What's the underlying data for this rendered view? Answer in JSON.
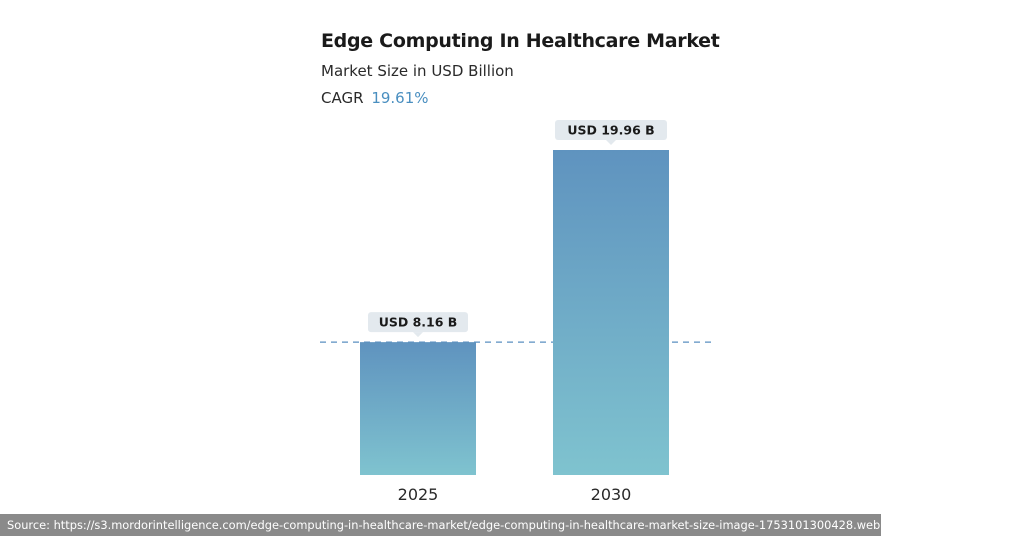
{
  "chart_data": {
    "type": "bar",
    "title": "Edge Computing In Healthcare Market",
    "subtitle": "Market Size in USD Billion",
    "cagr_label": "CAGR",
    "cagr_value": "19.61%",
    "categories": [
      "2025",
      "2030"
    ],
    "values": [
      8.16,
      19.96
    ],
    "data_labels": [
      "USD 8.16 B",
      "USD 19.96 B"
    ],
    "reference_line": 8.16,
    "ylim": [
      0,
      20.5
    ],
    "grid": false,
    "colors": {
      "bar_top": "#5f93bf",
      "bar_bottom": "#7fc3cf",
      "label_bg": "#e3e9ee",
      "reference_line": "#5a8fc0",
      "cagr_value": "#4a8fc0"
    }
  },
  "source_text": "Source: https://s3.mordorintelligence.com/edge-computing-in-healthcare-market/edge-computing-in-healthcare-market-size-image-1753101300428.webp"
}
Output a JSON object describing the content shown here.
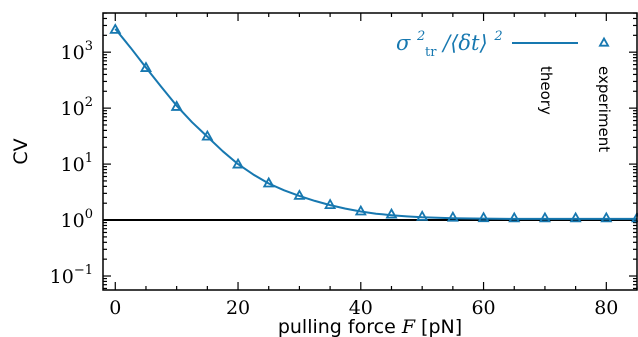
{
  "chart_data": {
    "type": "line",
    "xlabel_prefix": "pulling force",
    "xlabel_var": "F",
    "xlabel_unit": "[pN]",
    "ylabel": "CV",
    "xlim": [
      -2,
      85
    ],
    "ylim_log10": [
      -1.25,
      3.7
    ],
    "yscale": "log",
    "x_ticks": [
      0,
      20,
      40,
      60,
      80
    ],
    "y_ticks": [
      {
        "base": "10",
        "exp": "−1",
        "log": -1
      },
      {
        "base": "10",
        "exp": "0",
        "log": 0
      },
      {
        "base": "10",
        "exp": "1",
        "log": 1
      },
      {
        "base": "10",
        "exp": "2",
        "log": 2
      },
      {
        "base": "10",
        "exp": "3",
        "log": 3
      }
    ],
    "reference_line_y": 1,
    "series": [
      {
        "name": "theory",
        "style": "line",
        "color": "#1778b0",
        "x": [
          0,
          2.5,
          5,
          7.5,
          10,
          12.5,
          15,
          17.5,
          20,
          22.5,
          25,
          27.5,
          30,
          32.5,
          35,
          37.5,
          40,
          42.5,
          45,
          47.5,
          50,
          55,
          60,
          65,
          70,
          75,
          80,
          85
        ],
        "y": [
          2600,
          1200,
          530,
          240,
          110,
          56,
          31,
          17,
          10,
          6.5,
          4.5,
          3.4,
          2.7,
          2.2,
          1.85,
          1.6,
          1.42,
          1.3,
          1.22,
          1.16,
          1.12,
          1.08,
          1.06,
          1.05,
          1.05,
          1.05,
          1.05,
          1.05
        ]
      },
      {
        "name": "experiment",
        "style": "markers",
        "marker": "triangle-open",
        "color": "#1778b0",
        "x": [
          0,
          5,
          10,
          15,
          20,
          25,
          30,
          35,
          40,
          45,
          50,
          55,
          60,
          65,
          70,
          75,
          80,
          85
        ],
        "y": [
          2500,
          520,
          105,
          31,
          9.8,
          4.5,
          2.7,
          1.85,
          1.42,
          1.25,
          1.14,
          1.1,
          1.08,
          1.07,
          1.07,
          1.07,
          1.07,
          1.07
        ]
      }
    ],
    "legend": {
      "position": "top-right",
      "label_formula_main": "σ",
      "label_formula_sup": "2",
      "label_formula_sub": "tr",
      "label_formula_rest": "/⟨δt⟩",
      "label_formula_sup2": "2",
      "theory_label": "theory",
      "experiment_label": "experiment",
      "color": "#1778b0"
    }
  }
}
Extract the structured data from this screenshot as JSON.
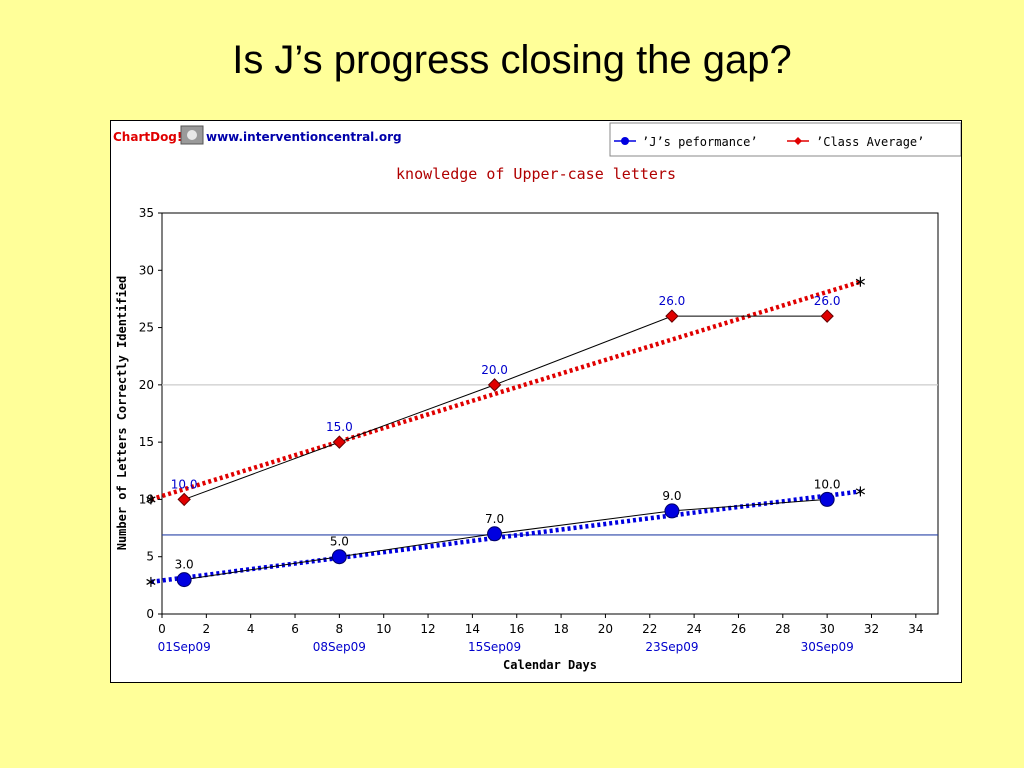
{
  "slide": {
    "title": "Is J’s progress closing the gap?"
  },
  "brand": {
    "name": "ChartDog!",
    "url": "www.interventioncentral.org"
  },
  "colors": {
    "slide_bg": "#FFFF99",
    "j_series": "#0000E0",
    "class_series": "#E00000",
    "title_red": "#B00000",
    "label_blue": "#0000CC",
    "baseline": "#2A44A8"
  },
  "chart_data": {
    "type": "line",
    "title": "knowledge of Upper-case letters",
    "xlabel": "Calendar Days",
    "ylabel": "Number of Letters Correctly Identified",
    "xlim": [
      0,
      35
    ],
    "ylim": [
      0,
      35
    ],
    "xticks": [
      0,
      2,
      4,
      6,
      8,
      10,
      12,
      14,
      16,
      18,
      20,
      22,
      24,
      26,
      28,
      30,
      32,
      34
    ],
    "yticks": [
      0,
      5,
      10,
      15,
      20,
      25,
      30,
      35
    ],
    "date_labels": [
      {
        "x": 1,
        "label": "01Sep09"
      },
      {
        "x": 8,
        "label": "08Sep09"
      },
      {
        "x": 15,
        "label": "15Sep09"
      },
      {
        "x": 23,
        "label": "23Sep09"
      },
      {
        "x": 30,
        "label": "30Sep09"
      }
    ],
    "legend_position": "top-right",
    "series": [
      {
        "name": "’J’s peformance’",
        "color": "#0000E0",
        "marker": "circle",
        "x": [
          1,
          8,
          15,
          23,
          30
        ],
        "y": [
          3,
          5,
          7,
          9,
          10
        ],
        "labels": [
          "3.0",
          "5.0",
          "7.0",
          "9.0",
          "10.0"
        ],
        "trend": {
          "x": [
            -0.5,
            31.5
          ],
          "y": [
            2.8,
            10.7
          ]
        }
      },
      {
        "name": "’Class Average’",
        "color": "#E00000",
        "marker": "diamond",
        "x": [
          1,
          8,
          15,
          23,
          30
        ],
        "y": [
          10,
          15,
          20,
          26,
          26
        ],
        "labels": [
          "10.0",
          "15.0",
          "20.0",
          "26.0",
          "26.0"
        ],
        "trend": {
          "x": [
            -0.5,
            31.5
          ],
          "y": [
            10.0,
            29.0
          ]
        }
      }
    ],
    "reference_lines": [
      {
        "y": 20,
        "color": "#CCCCCC"
      },
      {
        "y": 6.9,
        "color": "#2A44A8"
      }
    ]
  }
}
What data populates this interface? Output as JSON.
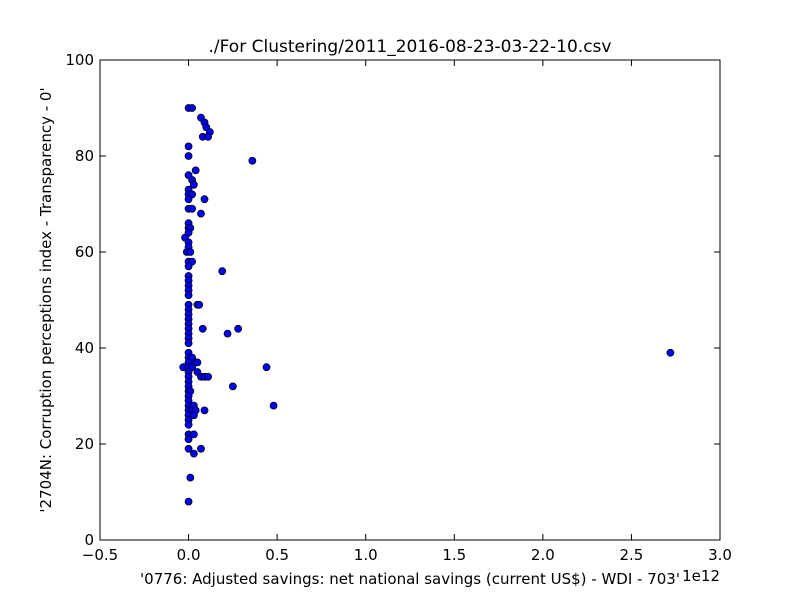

####################

**GIVEN PROBLEM:** Copy every entry word for word, but omit the pictures.

**RESULT FOR THIS TASK:**
What's the underlying data for this rendered view? Answer in JSON.
{
  "chart_data": {
    "type": "bar",
    "title": "Edge Computing In Healthcare Market",
    "subtitle": "Market Size in USD Billion",
    "cagr_label": "CAGR",
    "cagr_value": "19.61%",
    "categories": [
      "2025",
      "2030"
    ],
    "values": [
      8.16,
      19.96
    ],
    "data_labels": [
      "USD 8.16 B",
      "USD 19.96 B"
    ],
    "reference_line": 8.16,
    "ylim": [
      0,
      20.5
    ],
    "grid": false,
    "colors": {
      "bar_top": "#5f93bf",
      "bar_bottom": "#7fc3cf",
      "label_bg": "#e3e9ee",
      "reference_line": "#5a8fc0",
      "cagr_value": "#4a8fc0"
    }
  },
  "source_text": "Source: https://s3.mordorintelligence.com/edge-computing-in-healthcare-market/edge-computing-in-healthcare-market-size-image-1753101300428.webp"
}
Output a JSON object describing the content shown here.
{
  "chart_data": {
    "type": "line",
    "xlabel_prefix": "pulling force",
    "xlabel_var": "F",
    "xlabel_unit": "[pN]",
    "ylabel": "CV",
    "xlim": [
      -2,
      85
    ],
    "ylim_log10": [
      -1.25,
      3.7
    ],
    "yscale": "log",
    "x_ticks": [
      0,
      20,
      40,
      60,
      80
    ],
    "y_ticks": [
      {
        "base": "10",
        "exp": "−1",
        "log": -1
      },
      {
        "base": "10",
        "exp": "0",
        "log": 0
      },
      {
        "base": "10",
        "exp": "1",
        "log": 1
      },
      {
        "base": "10",
        "exp": "2",
        "log": 2
      },
      {
        "base": "10",
        "exp": "3",
        "log": 3
      }
    ],
    "reference_line_y": 1,
    "series": [
      {
        "name": "theory",
        "style": "line",
        "color": "#1778b0",
        "x": [
          0,
          2.5,
          5,
          7.5,
          10,
          12.5,
          15,
          17.5,
          20,
          22.5,
          25,
          27.5,
          30,
          32.5,
          35,
          37.5,
          40,
          42.5,
          45,
          47.5,
          50,
          55,
          60,
          65,
          70,
          75,
          80,
          85
        ],
        "y": [
          2600,
          1200,
          530,
          240,
          110,
          56,
          31,
          17,
          10,
          6.5,
          4.5,
          3.4,
          2.7,
          2.2,
          1.85,
          1.6,
          1.42,
          1.3,
          1.22,
          1.16,
          1.12,
          1.08,
          1.06,
          1.05,
          1.05,
          1.05,
          1.05,
          1.05
        ]
      },
      {
        "name": "experiment",
        "style": "markers",
        "marker": "triangle-open",
        "color": "#1778b0",
        "x": [
          0,
          5,
          10,
          15,
          20,
          25,
          30,
          35,
          40,
          45,
          50,
          55,
          60,
          65,
          70,
          75,
          80,
          85
        ],
        "y": [
          2500,
          520,
          105,
          31,
          9.8,
          4.5,
          2.7,
          1.85,
          1.42,
          1.25,
          1.14,
          1.1,
          1.08,
          1.07,
          1.07,
          1.07,
          1.07,
          1.07
        ]
      }
    ],
    "legend": {
      "position": "top-right",
      "label_formula_main": "σ",
      "label_formula_sup": "2",
      "label_formula_sub": "tr",
      "label_formula_rest": "/⟨δt⟩",
      "label_formula_sup2": "2",
      "theory_label": "theory",
      "experiment_label": "experiment",
      "color": "#1778b0"
    }
  }
}
Extract the structured data from this screenshot as JSON.
{
  "slide": {
    "title": "Is J’s progress closing the gap?"
  },
  "brand": {
    "name": "ChartDog!",
    "url": "www.interventioncentral.org"
  },
  "colors": {
    "slide_bg": "#FFFF99",
    "j_series": "#0000E0",
    "class_series": "#E00000",
    "title_red": "#B00000",
    "label_blue": "#0000CC",
    "baseline": "#2A44A8"
  },
  "chart_data": {
    "type": "line",
    "title": "knowledge of Upper-case letters",
    "xlabel": "Calendar Days",
    "ylabel": "Number of Letters Correctly Identified",
    "xlim": [
      0,
      35
    ],
    "ylim": [
      0,
      35
    ],
    "xticks": [
      0,
      2,
      4,
      6,
      8,
      10,
      12,
      14,
      16,
      18,
      20,
      22,
      24,
      26,
      28,
      30,
      32,
      34
    ],
    "yticks": [
      0,
      5,
      10,
      15,
      20,
      25,
      30,
      35
    ],
    "date_labels": [
      {
        "x": 1,
        "label": "01Sep09"
      },
      {
        "x": 8,
        "label": "08Sep09"
      },
      {
        "x": 15,
        "label": "15Sep09"
      },
      {
        "x": 23,
        "label": "23Sep09"
      },
      {
        "x": 30,
        "label": "30Sep09"
      }
    ],
    "legend_position": "top-right",
    "series": [
      {
        "name": "’J’s peformance’",
        "color": "#0000E0",
        "marker": "circle",
        "x": [
          1,
          8,
          15,
          23,
          30
        ],
        "y": [
          3,
          5,
          7,
          9,
          10
        ],
        "labels": [
          "3.0",
          "5.0",
          "7.0",
          "9.0",
          "10.0"
        ],
        "trend": {
          "x": [
            -0.5,
            31.5
          ],
          "y": [
            2.8,
            10.7
          ]
        }
      },
      {
        "name": "’Class Average’",
        "color": "#E00000",
        "marker": "diamond",
        "x": [
          1,
          8,
          15,
          23,
          30
        ],
        "y": [
          10,
          15,
          20,
          26,
          26
        ],
        "labels": [
          "10.0",
          "15.0",
          "20.0",
          "26.0",
          "26.0"
        ],
        "trend": {
          "x": [
            -0.5,
            31.5
          ],
          "y": [
            10.0,
            29.0
          ]
        }
      }
    ],
    "reference_lines": [
      {
        "y": 20,
        "color": "#CCCCCC"
      },
      {
        "y": 6.9,
        "color": "#2A44A8"
      }
    ]
  }
}
What data populates this interface? Output as JSON.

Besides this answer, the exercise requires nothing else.